WHAT NEEDS TO BE DONE: Reproduce each line that includes the word "precip".

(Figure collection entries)
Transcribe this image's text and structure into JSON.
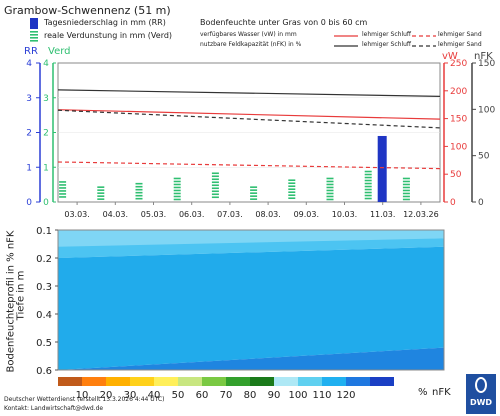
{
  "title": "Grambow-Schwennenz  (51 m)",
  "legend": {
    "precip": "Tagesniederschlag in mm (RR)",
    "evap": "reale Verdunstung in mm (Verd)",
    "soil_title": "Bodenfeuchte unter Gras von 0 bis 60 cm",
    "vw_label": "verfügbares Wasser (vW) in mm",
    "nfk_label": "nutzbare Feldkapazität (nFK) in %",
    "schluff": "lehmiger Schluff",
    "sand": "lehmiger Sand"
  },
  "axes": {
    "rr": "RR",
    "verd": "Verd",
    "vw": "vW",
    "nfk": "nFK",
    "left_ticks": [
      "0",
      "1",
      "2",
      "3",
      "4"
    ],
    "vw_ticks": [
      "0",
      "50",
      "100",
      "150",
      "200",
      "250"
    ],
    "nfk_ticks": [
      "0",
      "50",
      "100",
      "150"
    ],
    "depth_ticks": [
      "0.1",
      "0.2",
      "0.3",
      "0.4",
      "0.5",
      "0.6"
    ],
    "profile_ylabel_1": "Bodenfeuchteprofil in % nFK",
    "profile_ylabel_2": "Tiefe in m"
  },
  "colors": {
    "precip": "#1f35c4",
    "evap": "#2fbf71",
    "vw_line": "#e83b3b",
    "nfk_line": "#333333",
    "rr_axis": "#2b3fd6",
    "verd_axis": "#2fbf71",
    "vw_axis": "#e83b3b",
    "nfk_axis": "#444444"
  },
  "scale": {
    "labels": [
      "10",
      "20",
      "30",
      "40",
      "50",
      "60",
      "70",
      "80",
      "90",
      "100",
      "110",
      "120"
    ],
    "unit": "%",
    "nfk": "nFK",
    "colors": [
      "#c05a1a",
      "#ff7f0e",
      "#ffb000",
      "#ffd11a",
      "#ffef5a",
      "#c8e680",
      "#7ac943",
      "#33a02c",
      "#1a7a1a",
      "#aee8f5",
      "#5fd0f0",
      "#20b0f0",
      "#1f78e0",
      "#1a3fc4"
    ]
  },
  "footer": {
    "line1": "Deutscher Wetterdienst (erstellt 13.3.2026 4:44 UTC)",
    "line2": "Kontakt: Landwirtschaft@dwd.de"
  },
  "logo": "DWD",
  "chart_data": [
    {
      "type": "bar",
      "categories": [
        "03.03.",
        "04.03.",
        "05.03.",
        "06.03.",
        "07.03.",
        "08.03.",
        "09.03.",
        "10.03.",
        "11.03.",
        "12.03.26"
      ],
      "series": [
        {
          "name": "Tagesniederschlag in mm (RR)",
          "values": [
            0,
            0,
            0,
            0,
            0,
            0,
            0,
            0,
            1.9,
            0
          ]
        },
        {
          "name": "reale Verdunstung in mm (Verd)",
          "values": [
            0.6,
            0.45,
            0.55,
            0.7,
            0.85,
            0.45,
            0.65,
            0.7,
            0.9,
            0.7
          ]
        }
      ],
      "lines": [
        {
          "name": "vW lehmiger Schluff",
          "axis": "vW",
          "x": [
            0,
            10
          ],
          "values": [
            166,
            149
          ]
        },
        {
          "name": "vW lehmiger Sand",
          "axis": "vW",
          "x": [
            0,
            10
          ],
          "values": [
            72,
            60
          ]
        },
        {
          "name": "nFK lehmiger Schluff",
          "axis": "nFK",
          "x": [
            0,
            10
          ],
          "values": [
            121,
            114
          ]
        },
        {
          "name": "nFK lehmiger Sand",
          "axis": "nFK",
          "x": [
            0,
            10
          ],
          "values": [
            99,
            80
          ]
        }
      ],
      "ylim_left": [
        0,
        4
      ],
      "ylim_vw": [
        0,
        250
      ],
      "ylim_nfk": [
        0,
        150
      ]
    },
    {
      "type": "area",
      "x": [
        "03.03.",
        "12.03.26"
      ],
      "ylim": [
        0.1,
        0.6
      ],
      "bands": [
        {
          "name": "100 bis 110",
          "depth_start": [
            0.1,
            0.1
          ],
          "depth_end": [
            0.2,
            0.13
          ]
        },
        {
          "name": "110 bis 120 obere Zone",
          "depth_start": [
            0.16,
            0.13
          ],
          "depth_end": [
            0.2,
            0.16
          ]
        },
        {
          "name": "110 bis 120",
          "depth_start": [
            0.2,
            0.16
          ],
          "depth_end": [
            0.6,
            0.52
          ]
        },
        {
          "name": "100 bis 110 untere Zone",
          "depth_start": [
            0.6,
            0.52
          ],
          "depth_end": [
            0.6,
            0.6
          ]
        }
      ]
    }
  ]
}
--
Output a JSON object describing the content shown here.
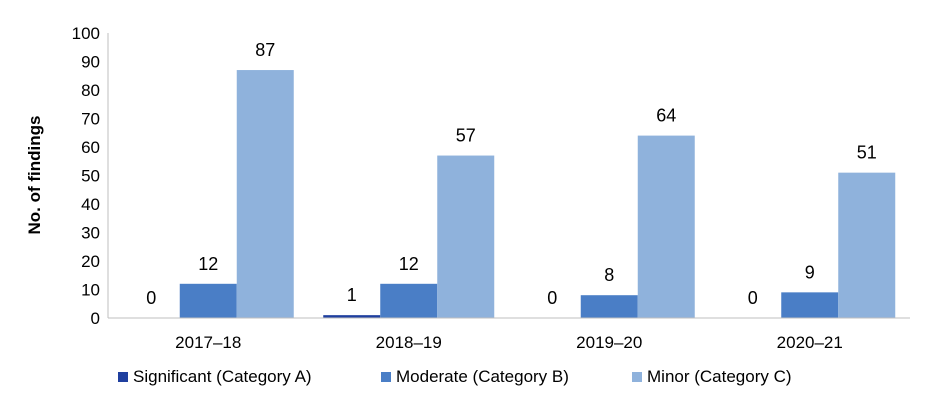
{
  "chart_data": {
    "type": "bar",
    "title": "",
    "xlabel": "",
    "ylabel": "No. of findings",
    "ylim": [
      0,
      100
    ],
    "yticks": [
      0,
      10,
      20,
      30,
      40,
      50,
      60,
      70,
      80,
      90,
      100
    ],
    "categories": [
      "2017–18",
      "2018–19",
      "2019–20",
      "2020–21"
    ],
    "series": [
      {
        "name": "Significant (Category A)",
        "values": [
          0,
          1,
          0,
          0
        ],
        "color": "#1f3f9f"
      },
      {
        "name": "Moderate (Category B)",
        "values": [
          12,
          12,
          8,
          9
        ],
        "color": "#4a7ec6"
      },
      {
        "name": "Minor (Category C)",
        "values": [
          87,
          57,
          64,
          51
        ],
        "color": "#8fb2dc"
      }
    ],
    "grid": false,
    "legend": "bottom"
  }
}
...
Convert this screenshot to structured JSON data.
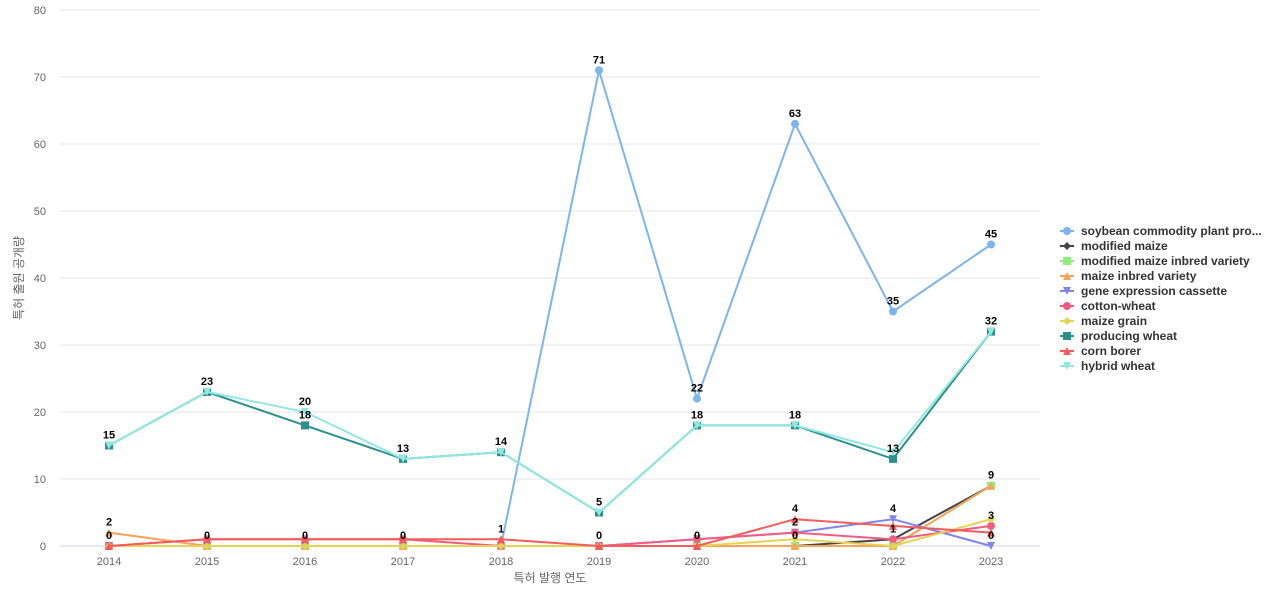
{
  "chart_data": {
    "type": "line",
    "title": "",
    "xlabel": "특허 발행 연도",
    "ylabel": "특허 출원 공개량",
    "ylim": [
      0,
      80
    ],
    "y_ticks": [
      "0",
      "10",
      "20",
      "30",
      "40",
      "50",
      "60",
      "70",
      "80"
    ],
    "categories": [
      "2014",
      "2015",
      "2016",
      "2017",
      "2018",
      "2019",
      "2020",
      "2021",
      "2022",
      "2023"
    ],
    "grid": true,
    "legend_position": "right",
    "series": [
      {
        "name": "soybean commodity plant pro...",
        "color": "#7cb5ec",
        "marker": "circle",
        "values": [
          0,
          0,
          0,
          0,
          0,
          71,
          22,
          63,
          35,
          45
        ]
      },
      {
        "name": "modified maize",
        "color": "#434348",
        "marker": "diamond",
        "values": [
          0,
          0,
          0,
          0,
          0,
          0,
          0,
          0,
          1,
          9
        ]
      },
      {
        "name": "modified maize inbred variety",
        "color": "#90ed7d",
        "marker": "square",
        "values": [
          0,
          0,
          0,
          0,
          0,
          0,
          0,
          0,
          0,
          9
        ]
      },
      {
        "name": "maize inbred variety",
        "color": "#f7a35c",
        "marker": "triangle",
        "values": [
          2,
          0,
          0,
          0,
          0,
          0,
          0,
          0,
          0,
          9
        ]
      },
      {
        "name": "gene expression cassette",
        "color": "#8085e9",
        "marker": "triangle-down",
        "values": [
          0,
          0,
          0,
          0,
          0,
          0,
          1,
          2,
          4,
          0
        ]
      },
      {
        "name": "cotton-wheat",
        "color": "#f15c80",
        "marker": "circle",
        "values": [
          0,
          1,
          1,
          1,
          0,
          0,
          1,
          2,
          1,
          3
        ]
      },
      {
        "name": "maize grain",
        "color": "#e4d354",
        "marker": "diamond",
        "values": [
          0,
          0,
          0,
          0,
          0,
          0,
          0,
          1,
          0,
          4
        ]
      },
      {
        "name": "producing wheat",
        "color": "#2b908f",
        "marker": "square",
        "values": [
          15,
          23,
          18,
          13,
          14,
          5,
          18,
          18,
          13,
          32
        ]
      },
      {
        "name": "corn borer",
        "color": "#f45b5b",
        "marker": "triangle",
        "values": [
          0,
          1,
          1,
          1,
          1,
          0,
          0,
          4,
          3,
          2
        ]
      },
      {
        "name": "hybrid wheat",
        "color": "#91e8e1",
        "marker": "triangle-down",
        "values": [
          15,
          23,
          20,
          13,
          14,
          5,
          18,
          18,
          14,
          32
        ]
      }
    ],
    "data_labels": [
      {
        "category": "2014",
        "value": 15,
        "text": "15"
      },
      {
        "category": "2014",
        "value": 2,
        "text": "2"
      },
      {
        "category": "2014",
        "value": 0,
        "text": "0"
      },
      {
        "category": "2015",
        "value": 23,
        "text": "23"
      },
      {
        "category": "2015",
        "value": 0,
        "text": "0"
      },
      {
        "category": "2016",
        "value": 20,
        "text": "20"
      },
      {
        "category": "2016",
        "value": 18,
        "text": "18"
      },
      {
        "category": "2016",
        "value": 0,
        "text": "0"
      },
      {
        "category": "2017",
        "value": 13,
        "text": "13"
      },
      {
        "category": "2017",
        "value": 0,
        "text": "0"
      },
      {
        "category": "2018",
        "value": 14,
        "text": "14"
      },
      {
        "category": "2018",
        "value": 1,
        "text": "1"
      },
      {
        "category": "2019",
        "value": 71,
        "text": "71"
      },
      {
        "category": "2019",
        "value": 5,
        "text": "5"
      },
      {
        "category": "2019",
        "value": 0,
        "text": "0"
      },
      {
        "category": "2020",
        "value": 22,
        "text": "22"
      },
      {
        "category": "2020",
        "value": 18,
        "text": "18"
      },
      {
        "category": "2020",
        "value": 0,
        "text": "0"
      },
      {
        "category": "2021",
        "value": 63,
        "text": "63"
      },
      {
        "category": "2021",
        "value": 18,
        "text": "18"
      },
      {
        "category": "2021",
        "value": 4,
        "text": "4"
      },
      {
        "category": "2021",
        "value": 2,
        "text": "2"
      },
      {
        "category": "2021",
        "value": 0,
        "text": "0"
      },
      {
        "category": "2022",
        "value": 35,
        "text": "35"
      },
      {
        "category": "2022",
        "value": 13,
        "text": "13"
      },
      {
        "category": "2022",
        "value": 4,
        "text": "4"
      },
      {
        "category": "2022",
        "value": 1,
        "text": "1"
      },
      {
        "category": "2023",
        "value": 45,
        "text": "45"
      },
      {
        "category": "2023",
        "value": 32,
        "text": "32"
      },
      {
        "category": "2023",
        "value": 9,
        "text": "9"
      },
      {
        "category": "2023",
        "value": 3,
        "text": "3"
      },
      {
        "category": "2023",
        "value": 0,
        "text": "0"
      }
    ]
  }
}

ANSWER FOR THE TASK:
    "precip": "Tagesniederschlag in mm (RR)",
    "precip": "#1f35c4",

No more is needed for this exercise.